> _Data for this exercise_:

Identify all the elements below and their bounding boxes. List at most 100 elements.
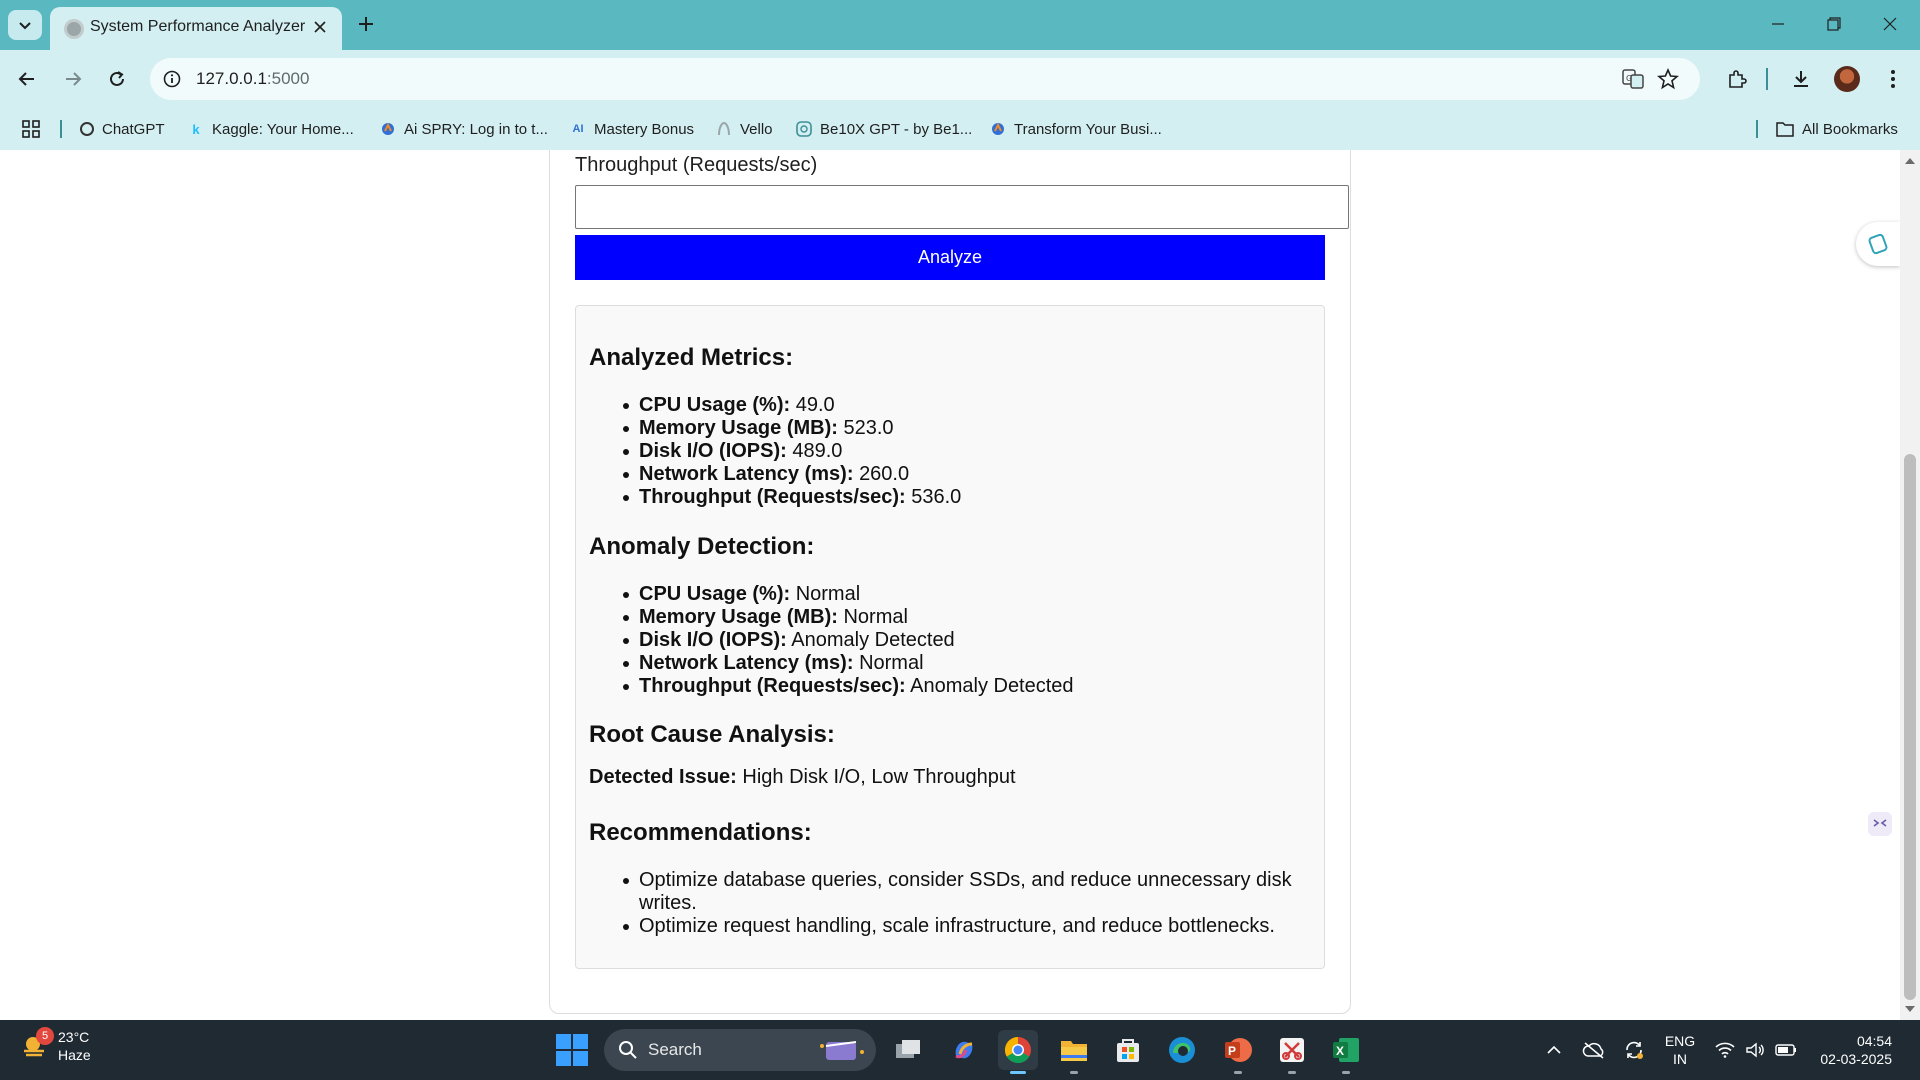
anomaly-name: CPU Usage (%): xyxy=(639,583,791,605)
apps-button[interactable] xyxy=(22,116,40,142)
back-button[interactable] xyxy=(10,62,44,96)
anomaly-item: Disk I/O (IOPS): Anomaly Detected xyxy=(623,629,1074,652)
metric-name: Disk I/O (IOPS): xyxy=(639,440,787,462)
site-info-button[interactable] xyxy=(160,67,184,91)
tab-search-button[interactable] xyxy=(8,10,42,40)
store-button[interactable] xyxy=(1108,1030,1148,1070)
taskbar-search[interactable]: Search xyxy=(604,1029,876,1071)
bookmark-kaggle[interactable]: k Kaggle: Your Home... xyxy=(188,116,354,142)
file-explorer-button[interactable] xyxy=(1054,1030,1094,1074)
extensions-button[interactable] xyxy=(1720,62,1754,96)
avatar-icon xyxy=(1834,66,1860,92)
arrow-left-icon xyxy=(18,72,34,86)
running-indicator xyxy=(1070,1071,1078,1074)
scroll-up-icon[interactable] xyxy=(1905,158,1915,164)
anomaly-heading: Anomaly Detection: xyxy=(589,533,815,560)
start-button[interactable] xyxy=(556,1034,588,1066)
weather-haze-icon: 5 xyxy=(20,1027,54,1061)
detected-issue: Detected Issue: High Disk I/O, Low Throu… xyxy=(589,766,1016,789)
anomaly-name: Disk I/O (IOPS): xyxy=(639,629,787,651)
weather-widget[interactable]: 5 23°C Haze xyxy=(20,1027,91,1064)
translate-icon[interactable]: G xyxy=(1622,68,1644,95)
windows-taskbar: 5 23°C Haze Search P X ENG IN 04:54 02-0… xyxy=(0,1020,1920,1080)
tab-close-button[interactable] xyxy=(308,15,332,39)
sidebar-extension-icon[interactable] xyxy=(1856,222,1900,266)
profile-avatar[interactable] xyxy=(1830,62,1864,96)
transform-icon xyxy=(990,121,1006,137)
copilot-button[interactable] xyxy=(944,1030,984,1070)
quick-settings-button[interactable] xyxy=(1714,1020,1798,1080)
code-panel-icon[interactable] xyxy=(1860,804,1900,844)
analyze-button[interactable]: Analyze xyxy=(575,235,1325,280)
detected-issue-label: Detected Issue: xyxy=(589,766,737,788)
metric-item: Throughput (Requests/sec): 536.0 xyxy=(622,486,961,509)
more-vert-icon xyxy=(1891,70,1895,88)
scrollbar-thumb[interactable] xyxy=(1904,454,1916,1000)
anomaly-value: Normal xyxy=(795,583,861,605)
bookmark-vello[interactable]: Vello xyxy=(716,116,773,142)
metric-name: Memory Usage (MB): xyxy=(639,417,838,439)
onedrive-button[interactable] xyxy=(1578,1020,1610,1080)
chatgpt-icon xyxy=(80,122,94,136)
bookmark-chatgpt[interactable]: ChatGPT xyxy=(80,116,165,142)
reload-icon xyxy=(110,71,124,86)
restore-button[interactable] xyxy=(1814,10,1854,38)
chevron-up-icon xyxy=(1547,1045,1561,1054)
recommendations-list: Optimize database queries, consider SSDs… xyxy=(623,869,1299,938)
search-label: Search xyxy=(648,1040,702,1059)
bookmark-star-icon[interactable] xyxy=(1657,67,1679,95)
scroll-down-icon[interactable] xyxy=(1905,1006,1915,1012)
new-tab-button[interactable] xyxy=(352,10,380,38)
all-bookmarks-button[interactable]: All Bookmarks xyxy=(1776,116,1898,142)
throughput-input[interactable] xyxy=(575,185,1349,229)
anomaly-item: CPU Usage (%): Normal xyxy=(623,583,1074,606)
task-view-button[interactable] xyxy=(888,1030,928,1070)
chrome-taskbar-button[interactable] xyxy=(998,1030,1038,1074)
search-highlight-icon xyxy=(820,1041,864,1060)
tab-active[interactable]: System Performance Analyzer xyxy=(50,7,342,50)
anomaly-item: Throughput (Requests/sec): Anomaly Detec… xyxy=(623,675,1074,698)
page-scrollbar[interactable] xyxy=(1900,150,1920,1020)
taskbar-clock[interactable]: 04:54 02-03-2025 xyxy=(1808,1032,1892,1068)
bookmarks-divider xyxy=(1756,120,1758,138)
weather-badge: 5 xyxy=(36,1027,54,1045)
reload-button[interactable] xyxy=(100,62,134,96)
show-hidden-icons-button[interactable] xyxy=(1540,1020,1568,1080)
metric-name: CPU Usage (%): xyxy=(639,394,791,416)
windows-logo-tile xyxy=(556,1051,571,1066)
bookmark-label: ChatGPT xyxy=(102,120,165,138)
sync-button[interactable] xyxy=(1618,1020,1650,1080)
powerpoint-button[interactable]: P xyxy=(1218,1030,1258,1074)
minimize-icon xyxy=(1772,23,1784,25)
bookmark-label: Kaggle: Your Home... xyxy=(212,120,354,138)
excel-button[interactable]: X xyxy=(1326,1030,1366,1074)
forward-button[interactable] xyxy=(56,62,90,96)
detected-issue-value: High Disk I/O, Low Throughput xyxy=(742,766,1016,788)
search-icon xyxy=(619,1041,637,1059)
address-bar[interactable]: 127.0.0.1:5000 G xyxy=(150,58,1700,100)
anomaly-name: Throughput (Requests/sec): xyxy=(639,675,906,697)
language-indicator[interactable]: ENG IN xyxy=(1660,1020,1700,1080)
windows-logo-icon xyxy=(556,1034,571,1049)
metric-item: Memory Usage (MB): 523.0 xyxy=(622,417,961,440)
anomaly-value: Normal xyxy=(859,652,924,674)
edge-button[interactable] xyxy=(1162,1030,1202,1070)
minimize-button[interactable] xyxy=(1758,10,1798,38)
metrics-list: CPU Usage (%): 49.0 Memory Usage (MB): 5… xyxy=(622,394,961,509)
bookmark-mastery[interactable]: AI Mastery Bonus xyxy=(570,116,695,142)
menu-button[interactable] xyxy=(1876,62,1910,96)
downloads-button[interactable] xyxy=(1784,62,1818,96)
folder-icon xyxy=(1061,1041,1087,1061)
task-view-icon xyxy=(896,1040,920,1058)
weather-desc: Haze xyxy=(58,1047,91,1063)
close-window-button[interactable] xyxy=(1870,10,1910,38)
bookmark-aispry[interactable]: Ai SPRY: Log in to t... xyxy=(380,116,548,142)
cloud-off-icon xyxy=(1582,1042,1604,1059)
sync-icon xyxy=(1626,1041,1643,1059)
bookmark-transform[interactable]: Transform Your Busi... xyxy=(990,116,1162,142)
bookmark-be10x[interactable]: Be10X GPT - by Be1... xyxy=(796,116,972,142)
snipping-tool-button[interactable] xyxy=(1272,1030,1312,1074)
anomaly-value: Anomaly Detected xyxy=(791,629,955,651)
battery-icon xyxy=(1775,1044,1796,1056)
metric-value: 523.0 xyxy=(843,417,894,439)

> _What to work on_:
Please render all of the entries above as a numbered list, skipping any blank lines and leaving the pictures out.

> _Exercise solution_:
1. Identify all the elements below and their bounding boxes. List at most 100 elements.
2. anomaly-name: CPU Usage (%): xyxy=(639,583,791,605)
3. apps-button[interactable] xyxy=(22,116,40,142)
4. back-button[interactable] xyxy=(10,62,44,96)
5. anomaly-item: Disk I/O (IOPS): Anomaly Detected xyxy=(623,629,1074,652)
6. metric-name: Disk I/O (IOPS): xyxy=(639,440,787,462)
7. site-info-button[interactable] xyxy=(160,67,184,91)
8. tab-search-button[interactable] xyxy=(8,10,42,40)
9. store-button[interactable] xyxy=(1108,1030,1148,1070)
10. taskbar-search[interactable]: Search xyxy=(604,1029,876,1071)
11. bookmark-kaggle[interactable]: k Kaggle: Your Home... xyxy=(188,116,354,142)
12. file-explorer-button[interactable] xyxy=(1054,1030,1094,1074)
13. extensions-button[interactable] xyxy=(1720,62,1754,96)
14. avatar-icon xyxy=(1834,66,1860,92)
15. arrow-left-icon xyxy=(18,72,34,86)
16. running-indicator xyxy=(1070,1071,1078,1074)
17. scroll-up-icon[interactable] xyxy=(1905,158,1915,164)
18. anomaly-heading: Anomaly Detection: xyxy=(589,533,815,560)
19. start-button[interactable] xyxy=(556,1034,588,1066)
20. weather-haze-icon: 5 xyxy=(20,1027,54,1061)
21. detected-issue: Detected Issue: High Disk I/O, Low Throu… xyxy=(589,766,1016,789)
22. anomaly-name: Disk I/O (IOPS): xyxy=(639,629,787,651)
23. weather-widget[interactable]: 5 23°C Haze xyxy=(20,1027,91,1064)
24. translate-icon[interactable]: G xyxy=(1622,68,1644,95)
25. windows-taskbar: 5 23°C Haze Search P X ENG IN 04:54 02-0… xyxy=(0,1020,1920,1080)
26. tab-close-button[interactable] xyxy=(308,15,332,39)
27. sidebar-extension-icon[interactable] xyxy=(1856,222,1900,266)
28. profile-avatar[interactable] xyxy=(1830,62,1864,96)
29. transform-icon xyxy=(990,121,1006,137)
30. copilot-button[interactable] xyxy=(944,1030,984,1070)
31. quick-settings-button[interactable] xyxy=(1714,1020,1798,1080)
32. code-panel-icon[interactable] xyxy=(1860,804,1900,844)
33. analyze-button[interactable]: Analyze xyxy=(575,235,1325,280)
34. detected-issue-label: Detected Issue: xyxy=(589,766,737,788)
35. metric-item: Throughput (Requests/sec): 536.0 xyxy=(622,486,961,509)
36. more-vert-icon xyxy=(1891,70,1895,88)
37. scrollbar-thumb[interactable] xyxy=(1904,454,1916,1000)
38. anomaly-value: Normal xyxy=(795,583,861,605)
39. bookmark-vello[interactable]: Vello xyxy=(716,116,773,142)
40. metric-name: Memory Usage (MB): xyxy=(639,417,838,439)
41. onedrive-button[interactable] xyxy=(1578,1020,1610,1080)
42. chatgpt-icon xyxy=(80,122,94,136)
43. bookmark-chatgpt[interactable]: ChatGPT xyxy=(80,116,165,142)
44. reload-icon xyxy=(110,71,124,86)
45. restore-button[interactable] xyxy=(1814,10,1854,38)
46. chevron-up-icon xyxy=(1547,1045,1561,1054)
47. recommendations-list: Optimize database queries, consider SSDs… xyxy=(623,869,1299,938)
48. search-label: Search xyxy=(648,1040,702,1059)
49. bookmark-star-icon[interactable] xyxy=(1657,67,1679,95)
50. scroll-down-icon[interactable] xyxy=(1905,1006,1915,1012)
51. new-tab-button[interactable] xyxy=(352,10,380,38)
52. all-bookmarks-button[interactable]: All Bookmarks xyxy=(1776,116,1898,142)
53. throughput-input[interactable] xyxy=(575,185,1349,229)
54. anomaly-item: CPU Usage (%): Normal xyxy=(623,583,1074,606)
55. task-view-button[interactable] xyxy=(888,1030,928,1070)
56. chrome-taskbar-button[interactable] xyxy=(998,1030,1038,1074)
57. search-highlight-icon xyxy=(820,1041,864,1060)
58. tab-active[interactable]: System Performance Analyzer xyxy=(50,7,342,50)
59. anomaly-item: Throughput (Requests/sec): Anomaly Detec… xyxy=(623,675,1074,698)
60. page-scrollbar[interactable] xyxy=(1900,150,1920,1020)
61. taskbar-clock[interactable]: 04:54 02-03-2025 xyxy=(1808,1032,1892,1068)
62. bookmarks-divider xyxy=(1756,120,1758,138)
63. weather-badge: 5 xyxy=(36,1027,54,1045)
64. reload-button[interactable] xyxy=(100,62,134,96)
65. show-hidden-icons-button[interactable] xyxy=(1540,1020,1568,1080)
66. metric-name: CPU Usage (%): xyxy=(639,394,791,416)
67. windows-logo-tile xyxy=(556,1051,571,1066)
68. bookmark-label: ChatGPT xyxy=(102,120,165,138)
69. sync-button[interactable] xyxy=(1618,1020,1650,1080)
70. powerpoint-button[interactable]: P xyxy=(1218,1030,1258,1074)
71. minimize-icon xyxy=(1772,23,1784,25)
72. bookmark-label: Kaggle: Your Home... xyxy=(212,120,354,138)
73. excel-button[interactable]: X xyxy=(1326,1030,1366,1074)
74. forward-button[interactable] xyxy=(56,62,90,96)
75. detected-issue-value: High Disk I/O, Low Throughput xyxy=(742,766,1016,788)
76. search-icon xyxy=(619,1041,637,1059)
77. address-bar[interactable]: 127.0.0.1:5000 G xyxy=(150,58,1700,100)
78. anomaly-name: Throughput (Requests/sec): xyxy=(639,675,906,697)
79. language-indicator[interactable]: ENG IN xyxy=(1660,1020,1700,1080)
80. windows-logo-icon xyxy=(556,1034,571,1049)
81. metric-item: Memory Usage (MB): 523.0 xyxy=(622,417,961,440)
82. anomaly-value: Normal xyxy=(859,652,924,674)
83. edge-button[interactable] xyxy=(1162,1030,1202,1070)
84. minimize-button[interactable] xyxy=(1758,10,1798,38)
85. metrics-list: CPU Usage (%): 49.0 Memory Usage (MB): 5… xyxy=(622,394,961,509)
86. bookmark-mastery[interactable]: AI Mastery Bonus xyxy=(570,116,695,142)
87. menu-button[interactable] xyxy=(1876,62,1910,96)
88. downloads-button[interactable] xyxy=(1784,62,1818,96)
89. folder-icon xyxy=(1061,1041,1087,1061)
90. task-view-icon xyxy=(896,1040,920,1058)
91. weather-desc: Haze xyxy=(58,1047,91,1063)
92. close-window-button[interactable] xyxy=(1870,10,1910,38)
93. bookmark-aispry[interactable]: Ai SPRY: Log in to t... xyxy=(380,116,548,142)
94. cloud-off-icon xyxy=(1582,1042,1604,1059)
95. sync-icon xyxy=(1626,1041,1643,1059)
96. bookmark-transform[interactable]: Transform Your Busi... xyxy=(990,116,1162,142)
97. bookmark-be10x[interactable]: Be10X GPT - by Be1... xyxy=(796,116,972,142)
98. snipping-tool-button[interactable] xyxy=(1272,1030,1312,1074)
99. anomaly-value: Anomaly Detected xyxy=(791,629,955,651)
100. battery-icon xyxy=(1775,1044,1796,1056)
101. metric-value: 523.0 xyxy=(843,417,894,439)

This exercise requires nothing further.